WHAT IS BEING ASKED.
Would you copy out the whole listing exactly as given?

══════

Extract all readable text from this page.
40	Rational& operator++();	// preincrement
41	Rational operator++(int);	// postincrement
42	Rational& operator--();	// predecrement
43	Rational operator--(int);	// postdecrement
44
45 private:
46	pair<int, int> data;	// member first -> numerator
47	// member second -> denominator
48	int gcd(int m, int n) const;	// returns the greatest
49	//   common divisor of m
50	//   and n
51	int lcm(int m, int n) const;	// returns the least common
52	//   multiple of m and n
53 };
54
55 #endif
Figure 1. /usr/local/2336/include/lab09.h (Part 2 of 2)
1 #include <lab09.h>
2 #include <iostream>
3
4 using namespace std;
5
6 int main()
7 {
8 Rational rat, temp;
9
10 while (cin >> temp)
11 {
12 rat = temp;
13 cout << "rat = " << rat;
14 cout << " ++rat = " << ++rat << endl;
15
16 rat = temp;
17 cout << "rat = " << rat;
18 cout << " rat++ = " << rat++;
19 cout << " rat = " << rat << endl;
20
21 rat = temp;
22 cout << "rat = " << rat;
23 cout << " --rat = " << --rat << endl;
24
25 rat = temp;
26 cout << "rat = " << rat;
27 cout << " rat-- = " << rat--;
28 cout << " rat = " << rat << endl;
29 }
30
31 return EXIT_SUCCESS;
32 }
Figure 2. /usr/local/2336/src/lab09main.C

══════

THE RESPONSE.
Extract all readable text from this page.
40	Rational& operator++();	// preincrement
41	Rational operator++(int);	// postincrement
42	Rational& operator--();	// predecrement
43	Rational operator--(int);	// postdecrement
44
45 private:
46	pair<int, int> data;	// member first -> numerator
47	// member second -> denominator
48	int gcd(int m, int n) const;	// returns the greatest
49	//   common divisor of m
50	//   and n
51	int lcm(int m, int n) const;	// returns the least common
52	//   multiple of m and n
53 };
54
55 #endif
Figure 1. /usr/local/2336/include/lab09.h (Part 2 of 2)
1 #include <lab09.h>
2 #include <iostream>
3
4 using namespace std;
5
6 int main()
7 {
8 Rational rat, temp;
9
10 while (cin >> temp)
11 {
12 rat = temp;
13 cout << "rat = " << rat;
14 cout << " ++rat = " << ++rat << endl;
15
16 rat = temp;
17 cout << "rat = " << rat;
18 cout << " rat++ = " << rat++;
19 cout << " rat = " << rat << endl;
20
21 rat = temp;
22 cout << "rat = " << rat;
23 cout << " --rat = " << --rat << endl;
24
25 rat = temp;
26 cout << "rat = " << rat;
27 cout << " rat-- = " << rat--;
28 cout << " rat = " << rat << endl;
29 }
30
31 return EXIT_SUCCESS;
32 }
Figure 2. /usr/local/2336/src/lab09main.C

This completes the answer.